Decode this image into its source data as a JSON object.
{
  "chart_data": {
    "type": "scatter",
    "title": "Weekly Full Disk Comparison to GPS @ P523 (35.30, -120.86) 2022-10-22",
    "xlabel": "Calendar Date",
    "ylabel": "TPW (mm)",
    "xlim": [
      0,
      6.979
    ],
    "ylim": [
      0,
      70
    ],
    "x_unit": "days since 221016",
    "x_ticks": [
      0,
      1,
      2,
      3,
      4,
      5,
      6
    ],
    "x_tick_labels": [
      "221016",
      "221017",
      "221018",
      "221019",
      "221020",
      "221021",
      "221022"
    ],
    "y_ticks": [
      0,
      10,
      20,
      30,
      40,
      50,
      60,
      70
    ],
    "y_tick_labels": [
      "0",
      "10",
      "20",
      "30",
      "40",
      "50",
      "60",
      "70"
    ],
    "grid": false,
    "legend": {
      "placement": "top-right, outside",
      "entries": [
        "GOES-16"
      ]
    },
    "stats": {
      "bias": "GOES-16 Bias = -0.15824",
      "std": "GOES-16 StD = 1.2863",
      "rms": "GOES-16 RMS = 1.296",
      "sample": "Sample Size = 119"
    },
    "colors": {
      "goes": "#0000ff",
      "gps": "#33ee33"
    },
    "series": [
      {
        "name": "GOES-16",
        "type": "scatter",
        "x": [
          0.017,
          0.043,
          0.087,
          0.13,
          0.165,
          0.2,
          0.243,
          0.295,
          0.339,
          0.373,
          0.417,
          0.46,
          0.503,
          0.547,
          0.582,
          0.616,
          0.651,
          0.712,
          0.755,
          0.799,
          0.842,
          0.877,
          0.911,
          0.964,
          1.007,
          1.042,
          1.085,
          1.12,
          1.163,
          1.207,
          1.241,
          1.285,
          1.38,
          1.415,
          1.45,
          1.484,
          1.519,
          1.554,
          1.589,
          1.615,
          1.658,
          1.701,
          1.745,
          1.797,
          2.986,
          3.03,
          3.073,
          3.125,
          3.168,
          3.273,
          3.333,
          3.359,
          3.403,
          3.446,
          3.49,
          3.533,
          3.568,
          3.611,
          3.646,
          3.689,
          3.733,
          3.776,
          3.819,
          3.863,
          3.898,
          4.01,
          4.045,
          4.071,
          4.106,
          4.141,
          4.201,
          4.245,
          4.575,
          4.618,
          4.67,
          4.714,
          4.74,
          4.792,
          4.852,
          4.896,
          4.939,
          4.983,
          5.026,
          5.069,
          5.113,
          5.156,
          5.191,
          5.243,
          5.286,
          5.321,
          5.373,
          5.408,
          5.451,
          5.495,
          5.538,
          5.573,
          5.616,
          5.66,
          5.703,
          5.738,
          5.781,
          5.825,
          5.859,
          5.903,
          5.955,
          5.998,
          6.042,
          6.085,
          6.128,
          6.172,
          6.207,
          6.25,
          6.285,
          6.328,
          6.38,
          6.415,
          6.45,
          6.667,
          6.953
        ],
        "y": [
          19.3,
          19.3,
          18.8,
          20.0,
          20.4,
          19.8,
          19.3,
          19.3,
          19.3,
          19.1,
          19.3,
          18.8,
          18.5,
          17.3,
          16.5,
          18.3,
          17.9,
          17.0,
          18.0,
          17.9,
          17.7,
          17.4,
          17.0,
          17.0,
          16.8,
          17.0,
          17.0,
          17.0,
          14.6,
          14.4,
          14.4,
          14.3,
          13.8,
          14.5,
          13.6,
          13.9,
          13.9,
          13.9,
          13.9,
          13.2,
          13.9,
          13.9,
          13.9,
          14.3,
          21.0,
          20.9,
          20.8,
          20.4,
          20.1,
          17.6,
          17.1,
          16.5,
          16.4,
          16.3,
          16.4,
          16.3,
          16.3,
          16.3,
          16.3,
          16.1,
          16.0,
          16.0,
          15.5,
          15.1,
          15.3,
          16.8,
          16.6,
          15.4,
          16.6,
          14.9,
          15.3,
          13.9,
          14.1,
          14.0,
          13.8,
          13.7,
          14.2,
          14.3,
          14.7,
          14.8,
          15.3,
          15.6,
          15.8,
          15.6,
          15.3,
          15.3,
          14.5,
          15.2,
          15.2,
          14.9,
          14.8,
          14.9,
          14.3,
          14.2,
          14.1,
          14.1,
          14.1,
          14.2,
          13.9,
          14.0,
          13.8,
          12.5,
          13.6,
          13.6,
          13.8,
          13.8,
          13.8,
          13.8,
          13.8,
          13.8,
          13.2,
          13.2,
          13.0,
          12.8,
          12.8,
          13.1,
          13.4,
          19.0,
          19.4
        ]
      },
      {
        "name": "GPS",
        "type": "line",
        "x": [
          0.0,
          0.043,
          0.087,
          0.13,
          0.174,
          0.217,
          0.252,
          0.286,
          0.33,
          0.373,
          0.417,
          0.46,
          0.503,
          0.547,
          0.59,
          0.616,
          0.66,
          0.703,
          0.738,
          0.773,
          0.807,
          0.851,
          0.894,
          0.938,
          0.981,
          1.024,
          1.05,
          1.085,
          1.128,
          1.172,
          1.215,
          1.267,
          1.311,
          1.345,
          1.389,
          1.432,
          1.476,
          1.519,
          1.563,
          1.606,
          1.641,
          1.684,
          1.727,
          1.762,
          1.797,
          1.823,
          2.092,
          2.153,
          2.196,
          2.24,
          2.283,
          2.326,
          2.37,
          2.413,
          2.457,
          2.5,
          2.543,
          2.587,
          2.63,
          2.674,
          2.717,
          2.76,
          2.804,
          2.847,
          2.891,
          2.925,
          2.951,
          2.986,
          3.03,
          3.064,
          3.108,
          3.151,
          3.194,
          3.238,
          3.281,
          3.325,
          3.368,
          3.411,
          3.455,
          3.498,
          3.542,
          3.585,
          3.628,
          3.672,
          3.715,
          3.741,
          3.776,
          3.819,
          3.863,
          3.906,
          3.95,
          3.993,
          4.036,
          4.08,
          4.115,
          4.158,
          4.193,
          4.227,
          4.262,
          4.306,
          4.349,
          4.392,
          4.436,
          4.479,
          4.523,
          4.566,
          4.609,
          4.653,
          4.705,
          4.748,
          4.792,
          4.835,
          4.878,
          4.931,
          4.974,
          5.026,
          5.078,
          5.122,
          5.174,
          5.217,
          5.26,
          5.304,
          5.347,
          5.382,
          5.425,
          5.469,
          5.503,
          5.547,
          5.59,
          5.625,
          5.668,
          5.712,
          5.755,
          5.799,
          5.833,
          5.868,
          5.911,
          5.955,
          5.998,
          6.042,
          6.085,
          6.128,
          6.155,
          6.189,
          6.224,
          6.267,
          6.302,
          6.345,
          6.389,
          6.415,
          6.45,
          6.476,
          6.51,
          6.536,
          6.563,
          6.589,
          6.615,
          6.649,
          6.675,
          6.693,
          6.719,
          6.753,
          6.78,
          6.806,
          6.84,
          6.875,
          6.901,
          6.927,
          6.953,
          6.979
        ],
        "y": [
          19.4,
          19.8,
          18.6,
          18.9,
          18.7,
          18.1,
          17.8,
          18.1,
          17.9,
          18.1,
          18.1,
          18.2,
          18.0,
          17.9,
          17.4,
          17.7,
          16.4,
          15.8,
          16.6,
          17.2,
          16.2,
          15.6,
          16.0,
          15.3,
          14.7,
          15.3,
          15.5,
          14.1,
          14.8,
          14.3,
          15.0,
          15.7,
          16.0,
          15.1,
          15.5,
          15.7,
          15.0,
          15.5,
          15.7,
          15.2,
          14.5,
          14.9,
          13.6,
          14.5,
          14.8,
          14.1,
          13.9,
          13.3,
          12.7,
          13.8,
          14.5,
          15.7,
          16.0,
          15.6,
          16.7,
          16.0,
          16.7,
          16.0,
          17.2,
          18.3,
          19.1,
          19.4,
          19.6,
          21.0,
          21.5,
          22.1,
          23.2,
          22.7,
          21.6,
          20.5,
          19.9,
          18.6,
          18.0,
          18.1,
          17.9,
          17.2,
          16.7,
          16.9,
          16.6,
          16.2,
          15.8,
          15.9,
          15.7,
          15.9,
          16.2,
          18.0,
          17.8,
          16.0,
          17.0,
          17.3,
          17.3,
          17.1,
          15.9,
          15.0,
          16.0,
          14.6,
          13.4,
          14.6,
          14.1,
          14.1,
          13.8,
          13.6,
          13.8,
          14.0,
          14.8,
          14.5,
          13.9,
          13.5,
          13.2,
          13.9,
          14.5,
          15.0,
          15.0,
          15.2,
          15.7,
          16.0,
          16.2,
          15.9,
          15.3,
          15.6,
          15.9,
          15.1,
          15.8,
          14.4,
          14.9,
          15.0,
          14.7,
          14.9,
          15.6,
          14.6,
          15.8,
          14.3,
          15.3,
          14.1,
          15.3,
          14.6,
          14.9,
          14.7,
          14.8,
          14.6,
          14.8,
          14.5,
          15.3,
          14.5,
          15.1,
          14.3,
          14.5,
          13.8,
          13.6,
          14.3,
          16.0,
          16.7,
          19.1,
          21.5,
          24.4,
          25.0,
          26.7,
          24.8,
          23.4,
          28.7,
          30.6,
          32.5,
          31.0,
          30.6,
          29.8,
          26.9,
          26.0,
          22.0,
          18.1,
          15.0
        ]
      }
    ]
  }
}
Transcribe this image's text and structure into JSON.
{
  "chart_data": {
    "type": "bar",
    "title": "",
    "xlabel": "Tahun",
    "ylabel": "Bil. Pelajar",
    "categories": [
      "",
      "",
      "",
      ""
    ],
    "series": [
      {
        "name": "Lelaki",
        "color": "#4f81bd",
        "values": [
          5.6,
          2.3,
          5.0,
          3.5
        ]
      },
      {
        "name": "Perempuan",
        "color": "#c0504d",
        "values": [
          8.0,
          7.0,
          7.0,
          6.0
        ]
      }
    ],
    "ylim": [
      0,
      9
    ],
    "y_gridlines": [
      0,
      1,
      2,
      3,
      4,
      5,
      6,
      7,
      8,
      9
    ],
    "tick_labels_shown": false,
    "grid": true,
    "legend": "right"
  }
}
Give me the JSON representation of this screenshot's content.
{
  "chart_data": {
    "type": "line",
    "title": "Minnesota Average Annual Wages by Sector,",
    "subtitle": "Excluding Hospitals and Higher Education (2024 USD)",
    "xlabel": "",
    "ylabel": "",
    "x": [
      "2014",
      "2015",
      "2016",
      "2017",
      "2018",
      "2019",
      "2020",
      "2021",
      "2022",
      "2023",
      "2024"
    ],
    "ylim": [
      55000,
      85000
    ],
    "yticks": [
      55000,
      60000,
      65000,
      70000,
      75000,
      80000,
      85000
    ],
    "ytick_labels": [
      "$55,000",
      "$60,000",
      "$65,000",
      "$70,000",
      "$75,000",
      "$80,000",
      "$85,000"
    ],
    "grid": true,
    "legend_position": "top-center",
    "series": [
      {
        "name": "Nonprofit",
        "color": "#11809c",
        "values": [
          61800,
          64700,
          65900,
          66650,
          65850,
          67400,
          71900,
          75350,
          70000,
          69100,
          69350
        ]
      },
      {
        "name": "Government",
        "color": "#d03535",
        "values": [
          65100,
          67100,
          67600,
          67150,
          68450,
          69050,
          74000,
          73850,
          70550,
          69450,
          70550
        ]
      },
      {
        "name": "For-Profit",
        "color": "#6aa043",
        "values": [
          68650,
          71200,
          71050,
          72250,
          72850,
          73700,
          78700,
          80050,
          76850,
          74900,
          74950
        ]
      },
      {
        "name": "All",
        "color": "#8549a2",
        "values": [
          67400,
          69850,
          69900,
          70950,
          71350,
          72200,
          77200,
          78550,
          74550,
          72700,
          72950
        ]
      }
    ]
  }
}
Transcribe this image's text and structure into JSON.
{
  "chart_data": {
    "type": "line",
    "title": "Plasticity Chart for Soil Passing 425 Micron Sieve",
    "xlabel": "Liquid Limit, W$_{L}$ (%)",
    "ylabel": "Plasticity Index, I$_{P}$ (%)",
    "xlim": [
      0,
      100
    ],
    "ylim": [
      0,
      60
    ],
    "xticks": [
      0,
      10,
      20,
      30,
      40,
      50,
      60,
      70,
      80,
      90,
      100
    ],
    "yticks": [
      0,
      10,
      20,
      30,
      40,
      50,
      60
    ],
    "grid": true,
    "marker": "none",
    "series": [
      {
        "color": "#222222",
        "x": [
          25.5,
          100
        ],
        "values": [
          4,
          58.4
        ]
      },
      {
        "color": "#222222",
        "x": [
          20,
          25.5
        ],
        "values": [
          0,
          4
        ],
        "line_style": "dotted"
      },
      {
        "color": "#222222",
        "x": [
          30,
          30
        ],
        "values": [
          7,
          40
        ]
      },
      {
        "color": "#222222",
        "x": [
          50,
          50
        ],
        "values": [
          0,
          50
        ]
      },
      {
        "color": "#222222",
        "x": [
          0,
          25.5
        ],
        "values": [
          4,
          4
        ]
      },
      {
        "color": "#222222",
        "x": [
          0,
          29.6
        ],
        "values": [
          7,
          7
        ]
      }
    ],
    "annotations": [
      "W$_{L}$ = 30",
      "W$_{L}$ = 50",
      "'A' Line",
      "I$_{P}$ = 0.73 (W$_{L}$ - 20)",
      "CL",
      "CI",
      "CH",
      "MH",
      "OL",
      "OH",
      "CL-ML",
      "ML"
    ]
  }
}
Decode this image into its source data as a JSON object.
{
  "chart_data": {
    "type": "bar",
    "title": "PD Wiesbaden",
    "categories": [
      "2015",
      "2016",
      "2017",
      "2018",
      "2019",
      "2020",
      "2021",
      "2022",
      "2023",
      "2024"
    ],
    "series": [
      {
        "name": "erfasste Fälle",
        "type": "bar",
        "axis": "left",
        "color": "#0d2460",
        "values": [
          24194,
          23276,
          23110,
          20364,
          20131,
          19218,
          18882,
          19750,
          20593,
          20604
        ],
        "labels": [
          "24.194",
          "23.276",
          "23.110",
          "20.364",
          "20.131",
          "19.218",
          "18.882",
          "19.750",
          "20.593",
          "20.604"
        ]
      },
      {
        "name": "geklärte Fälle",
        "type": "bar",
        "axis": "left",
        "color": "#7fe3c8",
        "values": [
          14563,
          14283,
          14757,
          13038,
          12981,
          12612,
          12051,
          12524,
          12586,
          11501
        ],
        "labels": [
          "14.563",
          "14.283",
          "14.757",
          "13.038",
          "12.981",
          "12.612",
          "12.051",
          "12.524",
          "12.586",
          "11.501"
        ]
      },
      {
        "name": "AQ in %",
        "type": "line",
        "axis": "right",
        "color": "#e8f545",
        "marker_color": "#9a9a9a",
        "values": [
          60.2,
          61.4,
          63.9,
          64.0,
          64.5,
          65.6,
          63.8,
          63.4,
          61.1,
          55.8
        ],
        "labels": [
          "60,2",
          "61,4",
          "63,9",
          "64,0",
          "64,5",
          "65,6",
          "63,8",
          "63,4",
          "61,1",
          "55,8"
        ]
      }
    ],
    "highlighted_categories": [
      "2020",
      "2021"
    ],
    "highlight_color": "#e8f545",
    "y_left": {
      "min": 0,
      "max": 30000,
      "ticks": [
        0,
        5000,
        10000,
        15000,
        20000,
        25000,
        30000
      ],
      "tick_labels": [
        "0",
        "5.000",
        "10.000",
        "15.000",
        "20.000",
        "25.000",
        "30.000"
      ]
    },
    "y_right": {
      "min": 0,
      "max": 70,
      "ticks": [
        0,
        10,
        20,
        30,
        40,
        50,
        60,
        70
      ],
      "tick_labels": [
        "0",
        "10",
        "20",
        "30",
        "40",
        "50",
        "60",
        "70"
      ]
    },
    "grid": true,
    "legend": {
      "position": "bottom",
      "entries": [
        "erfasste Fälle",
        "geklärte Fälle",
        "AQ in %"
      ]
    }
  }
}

» Given instruction
Look for "erfasste" and pull out every line that has it.

» Solution below
        "name": "erfasste Fälle",
        "erfasste Fälle",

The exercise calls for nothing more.